Data listing =>
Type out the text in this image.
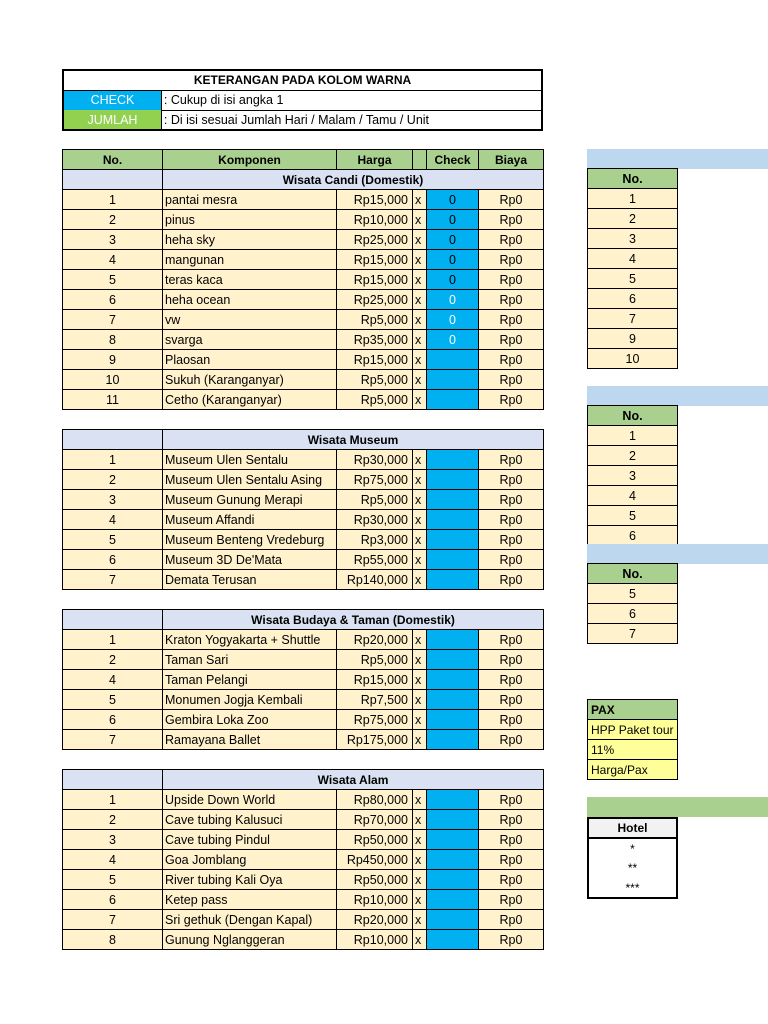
KETERANGAN PADA KOLOM WARNA	
CHECK	: Cukup di isi angka 1
JUMLAH	: Di isi sesuai Jumlah Hari / Malam / Tamu / Unit
No.	Komponen	Harga		Check	Biaya
	Wisata Candi (Domestik)				
1	pantai mesra	Rp15,000	x	0	Rp0
2	pinus	Rp10,000	x	0	Rp0
3	heha sky	Rp25,000	x	0	Rp0
4	mangunan	Rp15,000	x	0	Rp0
5	teras kaca	Rp15,000	x	0	Rp0
6	heha ocean	Rp25,000	x	0	Rp0
7	vw	Rp5,000	x	0	Rp0
8	svarga	Rp35,000	x	0	Rp0
9	Plaosan	Rp15,000	x		Rp0
10	Sukuh (Karanganyar)	Rp5,000	x		Rp0
11	Cetho (Karanganyar)	Rp5,000	x		Rp0

	Wisata Museum				
1	Museum Ulen Sentalu	Rp30,000	x		Rp0
2	Museum Ulen Sentalu Asing	Rp75,000	x		Rp0
3	Museum Gunung Merapi	Rp5,000	x		Rp0
4	Museum Affandi	Rp30,000	x		Rp0
5	Museum Benteng Vredeburg	Rp3,000	x		Rp0
6	Museum 3D De'Mata	Rp55,000	x		Rp0
7	Demata Terusan	Rp140,000	x		Rp0

	Wisata Budaya & Taman (Domestik)				
1	Kraton Yogyakarta + Shuttle	Rp20,000	x		Rp0
2	Taman Sari	Rp5,000	x		Rp0
4	Taman Pelangi	Rp15,000	x		Rp0
5	Monumen Jogja Kembali	Rp7,500	x		Rp0
6	Gembira Loka Zoo	Rp75,000	x		Rp0
7	Ramayana Ballet	Rp175,000	x		Rp0

	Wisata Alam				
1	Upside Down World	Rp80,000	x		Rp0
2	Cave tubing Kalusuci	Rp70,000	x		Rp0
3	Cave tubing Pindul	Rp50,000	x		Rp0
4	Goa Jomblang	Rp450,000	x		Rp0
5	River tubing Kali Oya	Rp50,000	x		Rp0
6	Ketep pass	Rp10,000	x		Rp0
7	Sri gethuk (Dengan Kapal)	Rp20,000	x		Rp0
8	Gunung Nglanggeran	Rp10,000	x		Rp0
No.
1
2
3
4
5
6
7
9
10
No.
1
2
3
4
5
6
No.
5
6
7
PAX
HPP Paket tour
11%
Harga/Pax
Hotel
*
**
***
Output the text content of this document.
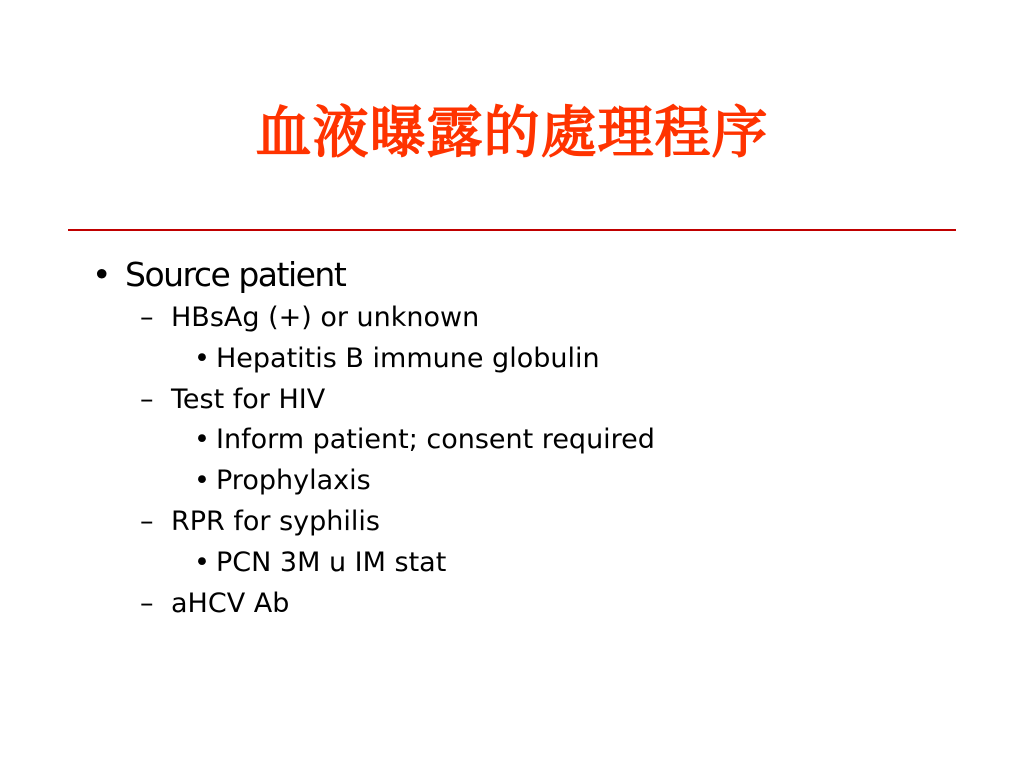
血液曝露的處理程序
• Source patient
– HBsAg (+) or unknown
• Hepatitis B immune globulin
– Test for HIV
• Inform patient; consent required
• Prophylaxis
– RPR for syphilis
• PCN 3M u IM stat
– aHCV Ab
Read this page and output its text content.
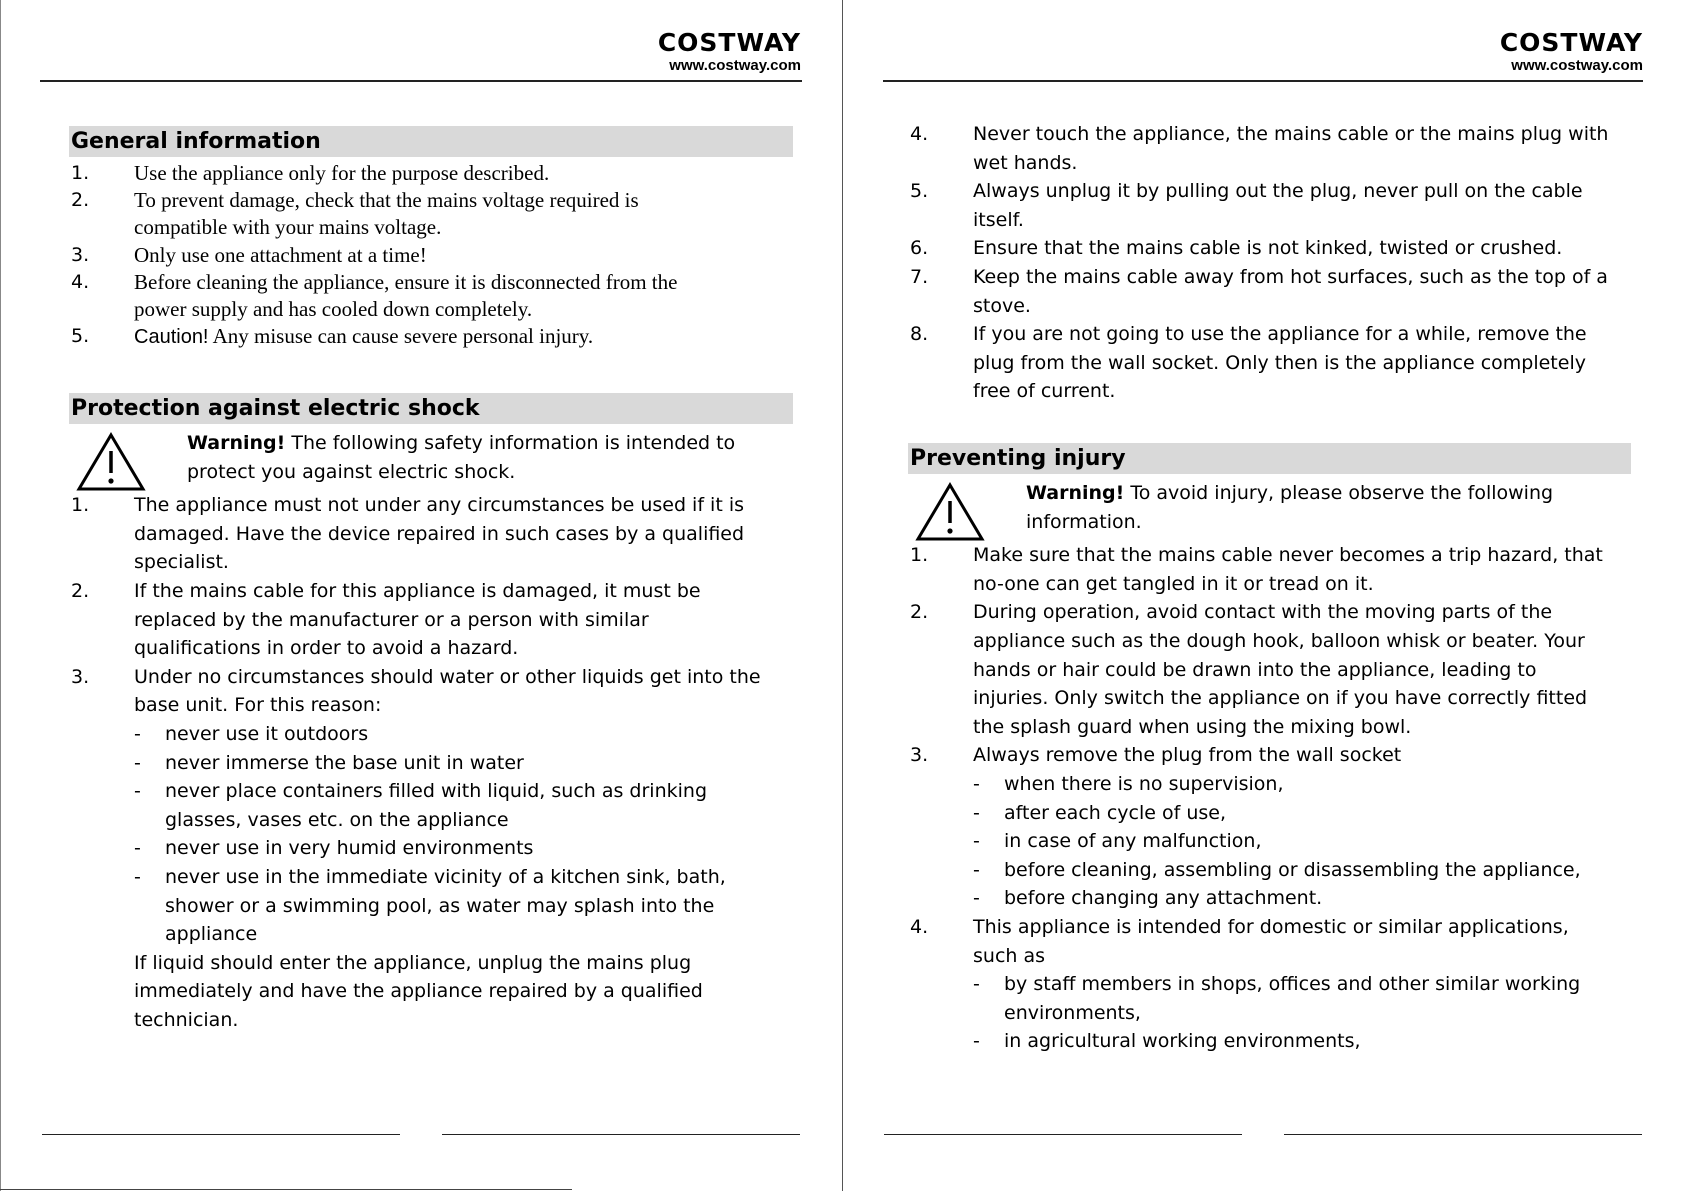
COSTWAY
www.costway.com
General information
1. Use the appliance only for the purpose described.
2. To prevent damage, check that the mains voltage required is
compatible with your mains voltage.
3. Only use one attachment at a time!
4. Before cleaning the appliance, ensure it is disconnected from the
power supply and has cooled down completely.
5. Caution! Any misuse can cause severe personal injury.
Protection against electric shock
Warning! The following safety information is intended to
protect you against electric shock.
1. The appliance must not under any circumstances be used if it is
damaged. Have the device repaired in such cases by a qualified
specialist.
2. If the mains cable for this appliance is damaged, it must be
replaced by the manufacturer or a person with similar
qualifications in order to avoid a hazard.
3. Under no circumstances should water or other liquids get into the
base unit. For this reason:
- never use it outdoors
- never immerse the base unit in water
- never place containers filled with liquid, such as drinking
glasses, vases etc. on the appliance
- never use in very humid environments
- never use in the immediate vicinity of a kitchen sink, bath,
shower or a swimming pool, as water may splash into the
appliance
If liquid should enter the appliance, unplug the mains plug
immediately and have the appliance repaired by a qualified
technician.
COSTWAY
www.costway.com
4. Never touch the appliance, the mains cable or the mains plug with
wet hands.
5. Always unplug it by pulling out the plug, never pull on the cable
itself.
6. Ensure that the mains cable is not kinked, twisted or crushed.
7. Keep the mains cable away from hot surfaces, such as the top of a
stove.
8. If you are not going to use the appliance for a while, remove the
plug from the wall socket. Only then is the appliance completely
free of current.
Preventing injury
Warning! To avoid injury, please observe the following
information.
1. Make sure that the mains cable never becomes a trip hazard, that
no-one can get tangled in it or tread on it.
2. During operation, avoid contact with the moving parts of the
appliance such as the dough hook, balloon whisk or beater. Your
hands or hair could be drawn into the appliance, leading to
injuries. Only switch the appliance on if you have correctly fitted
the splash guard when using the mixing bowl.
3. Always remove the plug from the wall socket
- when there is no supervision,
- after each cycle of use,
- in case of any malfunction,
- before cleaning, assembling or disassembling the appliance,
- before changing any attachment.
4. This appliance is intended for domestic or similar applications,
such as
- by staff members in shops, offices and other similar working
environments,
- in agricultural working environments,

Exercise requirements =>
Leave out the pictures and repeat everything else in the records exactly.

Correct result =>
Type out the text in this image.
KETERANGAN PADA KOLOM WARNA	
CHECK	: Cukup di isi angka 1
JUMLAH	: Di isi sesuai Jumlah Hari / Malam / Tamu / Unit
No.	Komponen	Harga		Check	Biaya
	Wisata Candi (Domestik)				
1	pantai mesra	Rp15,000	x	0	Rp0
2	pinus	Rp10,000	x	0	Rp0
3	heha sky	Rp25,000	x	0	Rp0
4	mangunan	Rp15,000	x	0	Rp0
5	teras kaca	Rp15,000	x	0	Rp0
6	heha ocean	Rp25,000	x	0	Rp0
7	vw	Rp5,000	x	0	Rp0
8	svarga	Rp35,000	x	0	Rp0
9	Plaosan	Rp15,000	x		Rp0
10	Sukuh (Karanganyar)	Rp5,000	x		Rp0
11	Cetho (Karanganyar)	Rp5,000	x		Rp0

	Wisata Museum				
1	Museum Ulen Sentalu	Rp30,000	x		Rp0
2	Museum Ulen Sentalu Asing	Rp75,000	x		Rp0
3	Museum Gunung Merapi	Rp5,000	x		Rp0
4	Museum Affandi	Rp30,000	x		Rp0
5	Museum Benteng Vredeburg	Rp3,000	x		Rp0
6	Museum 3D De'Mata	Rp55,000	x		Rp0
7	Demata Terusan	Rp140,000	x		Rp0

	Wisata Budaya & Taman (Domestik)				
1	Kraton Yogyakarta + Shuttle	Rp20,000	x		Rp0
2	Taman Sari	Rp5,000	x		Rp0
4	Taman Pelangi	Rp15,000	x		Rp0
5	Monumen Jogja Kembali	Rp7,500	x		Rp0
6	Gembira Loka Zoo	Rp75,000	x		Rp0
7	Ramayana Ballet	Rp175,000	x		Rp0

	Wisata Alam				
1	Upside Down World	Rp80,000	x		Rp0
2	Cave tubing Kalusuci	Rp70,000	x		Rp0
3	Cave tubing Pindul	Rp50,000	x		Rp0
4	Goa Jomblang	Rp450,000	x		Rp0
5	River tubing Kali Oya	Rp50,000	x		Rp0
6	Ketep pass	Rp10,000	x		Rp0
7	Sri gethuk (Dengan Kapal)	Rp20,000	x		Rp0
8	Gunung Nglanggeran	Rp10,000	x		Rp0
No.
1
2
3
4
5
6
7
9
10
No.
1
2
3
4
5
6
No.
5
6
7
PAX
HPP Paket tour
11%
Harga/Pax
Hotel
*
**
***
Output the text content of this document.
血液曝露的處理程序
• Source patient
– HBsAg (+) or unknown
• Hepatitis B immune globulin
– Test for HIV
• Inform patient; consent required
• Prophylaxis
– RPR for syphilis
• PCN 3M u IM stat
– aHCV Ab
Read this page and output its text content.
COSTWAY
www.costway.com
General information
1. Use the appliance only for the purpose described.
2. To prevent damage, check that the mains voltage required is
compatible with your mains voltage.
3. Only use one attachment at a time!
4. Before cleaning the appliance, ensure it is disconnected from the
power supply and has cooled down completely.
5. Caution! Any misuse can cause severe personal injury.
Protection against electric shock
Warning! The following safety information is intended to
protect you against electric shock.
1. The appliance must not under any circumstances be used if it is
damaged. Have the device repaired in such cases by a qualified
specialist.
2. If the mains cable for this appliance is damaged, it must be
replaced by the manufacturer or a person with similar
qualifications in order to avoid a hazard.
3. Under no circumstances should water or other liquids get into the
base unit. For this reason:
- never use it outdoors
- never immerse the base unit in water
- never place containers filled with liquid, such as drinking
glasses, vases etc. on the appliance
- never use in very humid environments
- never use in the immediate vicinity of a kitchen sink, bath,
shower or a swimming pool, as water may splash into the
appliance
If liquid should enter the appliance, unplug the mains plug
immediately and have the appliance repaired by a qualified
technician.
COSTWAY
www.costway.com
4. Never touch the appliance, the mains cable or the mains plug with
wet hands.
5. Always unplug it by pulling out the plug, never pull on the cable
itself.
6. Ensure that the mains cable is not kinked, twisted or crushed.
7. Keep the mains cable away from hot surfaces, such as the top of a
stove.
8. If you are not going to use the appliance for a while, remove the
plug from the wall socket. Only then is the appliance completely
free of current.
Preventing injury
Warning! To avoid injury, please observe the following
information.
1. Make sure that the mains cable never becomes a trip hazard, that
no-one can get tangled in it or tread on it.
2. During operation, avoid contact with the moving parts of the
appliance such as the dough hook, balloon whisk or beater. Your
hands or hair could be drawn into the appliance, leading to
injuries. Only switch the appliance on if you have correctly fitted
the splash guard when using the mixing bowl.
3. Always remove the plug from the wall socket
- when there is no supervision,
- after each cycle of use,
- in case of any malfunction,
- before cleaning, assembling or disassembling the appliance,
- before changing any attachment.
4. This appliance is intended for domestic or similar applications,
such as
- by staff members in shops, offices and other similar working
environments,
- in agricultural working environments,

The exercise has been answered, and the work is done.